| What you are asked to do |
Only a number is wanted: how many lines in these records contain the word "Condorcet"?

| Dataset entries |
::::::::::
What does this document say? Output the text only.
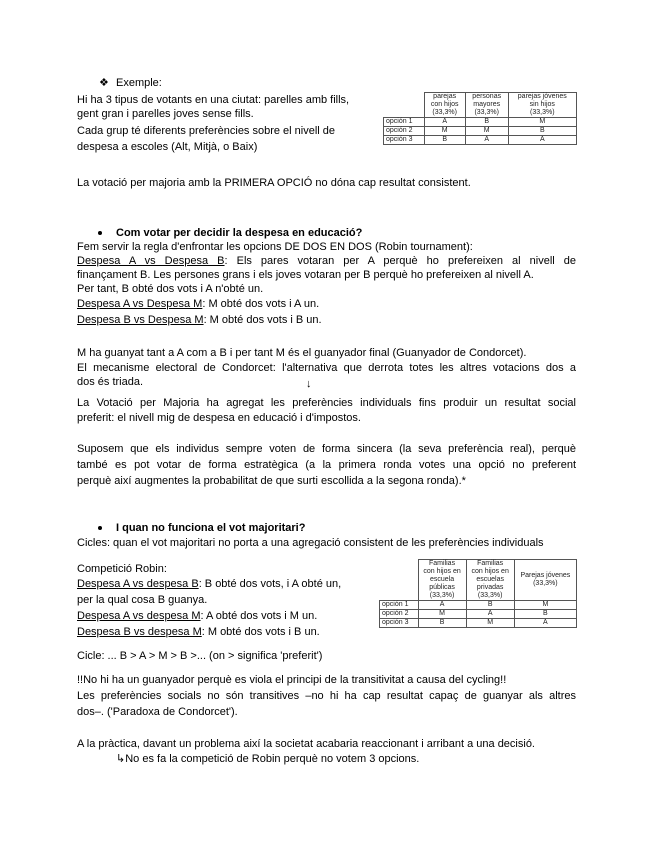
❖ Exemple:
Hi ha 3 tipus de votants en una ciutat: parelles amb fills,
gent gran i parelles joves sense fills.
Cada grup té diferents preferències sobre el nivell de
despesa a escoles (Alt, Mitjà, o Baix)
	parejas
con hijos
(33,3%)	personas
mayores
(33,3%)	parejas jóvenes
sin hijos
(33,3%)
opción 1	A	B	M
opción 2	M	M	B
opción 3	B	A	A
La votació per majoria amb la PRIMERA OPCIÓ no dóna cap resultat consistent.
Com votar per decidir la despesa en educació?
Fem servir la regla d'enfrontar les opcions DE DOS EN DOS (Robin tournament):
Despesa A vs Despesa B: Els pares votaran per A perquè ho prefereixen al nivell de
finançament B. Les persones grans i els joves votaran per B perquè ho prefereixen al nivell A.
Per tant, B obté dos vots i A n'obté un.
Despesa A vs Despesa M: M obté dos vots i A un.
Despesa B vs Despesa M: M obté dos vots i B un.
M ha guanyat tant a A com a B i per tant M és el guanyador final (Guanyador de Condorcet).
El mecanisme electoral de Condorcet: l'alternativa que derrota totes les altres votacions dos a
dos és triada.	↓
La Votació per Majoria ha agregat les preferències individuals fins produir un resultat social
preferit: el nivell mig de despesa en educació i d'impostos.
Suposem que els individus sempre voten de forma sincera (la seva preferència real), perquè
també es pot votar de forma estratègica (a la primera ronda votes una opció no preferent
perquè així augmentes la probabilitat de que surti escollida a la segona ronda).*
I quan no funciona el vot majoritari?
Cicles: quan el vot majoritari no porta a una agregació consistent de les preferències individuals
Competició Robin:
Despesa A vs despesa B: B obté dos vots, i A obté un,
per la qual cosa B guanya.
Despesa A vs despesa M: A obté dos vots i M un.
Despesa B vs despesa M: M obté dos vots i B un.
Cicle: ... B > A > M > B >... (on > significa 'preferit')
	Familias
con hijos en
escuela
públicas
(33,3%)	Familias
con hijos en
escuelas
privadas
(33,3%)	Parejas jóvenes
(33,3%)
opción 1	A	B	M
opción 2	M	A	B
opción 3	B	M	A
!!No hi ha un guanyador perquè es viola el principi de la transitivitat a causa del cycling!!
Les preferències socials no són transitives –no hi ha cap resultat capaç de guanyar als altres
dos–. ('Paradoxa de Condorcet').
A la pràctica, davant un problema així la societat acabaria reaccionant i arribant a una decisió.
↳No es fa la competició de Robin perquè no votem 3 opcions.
::::::::::
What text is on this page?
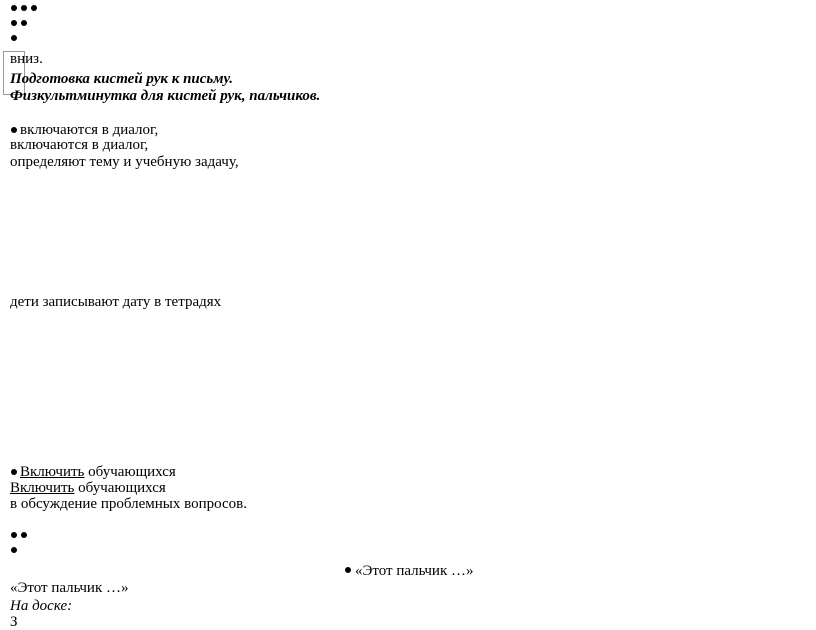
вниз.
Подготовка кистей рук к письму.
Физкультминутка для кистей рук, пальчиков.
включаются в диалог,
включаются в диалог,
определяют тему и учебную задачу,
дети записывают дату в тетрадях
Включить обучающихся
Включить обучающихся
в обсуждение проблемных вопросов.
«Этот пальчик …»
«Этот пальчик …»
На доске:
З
::::::::::
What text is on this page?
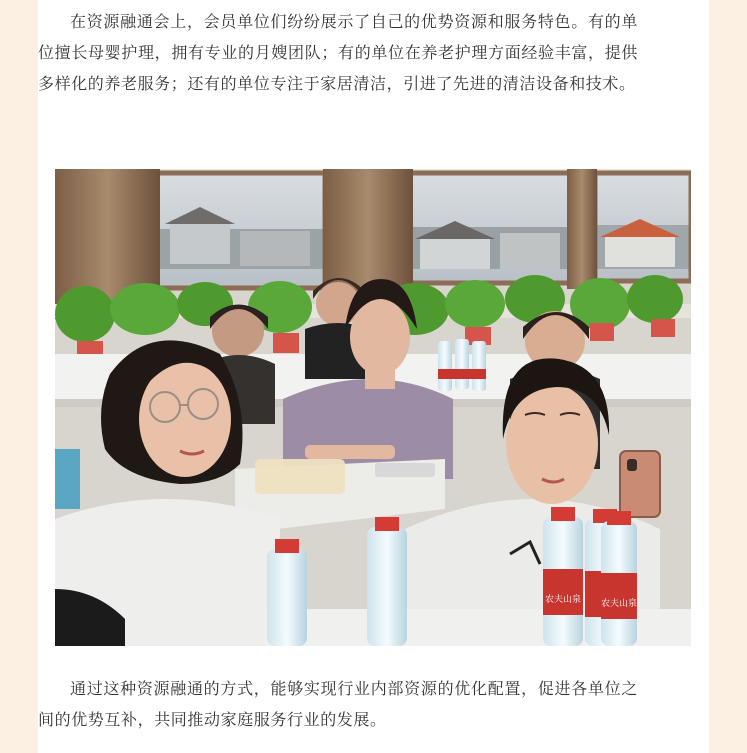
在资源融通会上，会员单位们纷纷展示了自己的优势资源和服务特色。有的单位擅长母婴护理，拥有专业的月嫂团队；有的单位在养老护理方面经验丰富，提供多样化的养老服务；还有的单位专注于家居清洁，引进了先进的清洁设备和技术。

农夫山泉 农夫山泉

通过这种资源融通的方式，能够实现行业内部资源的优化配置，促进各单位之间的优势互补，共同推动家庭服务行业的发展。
::::::::::
| Task answer |
3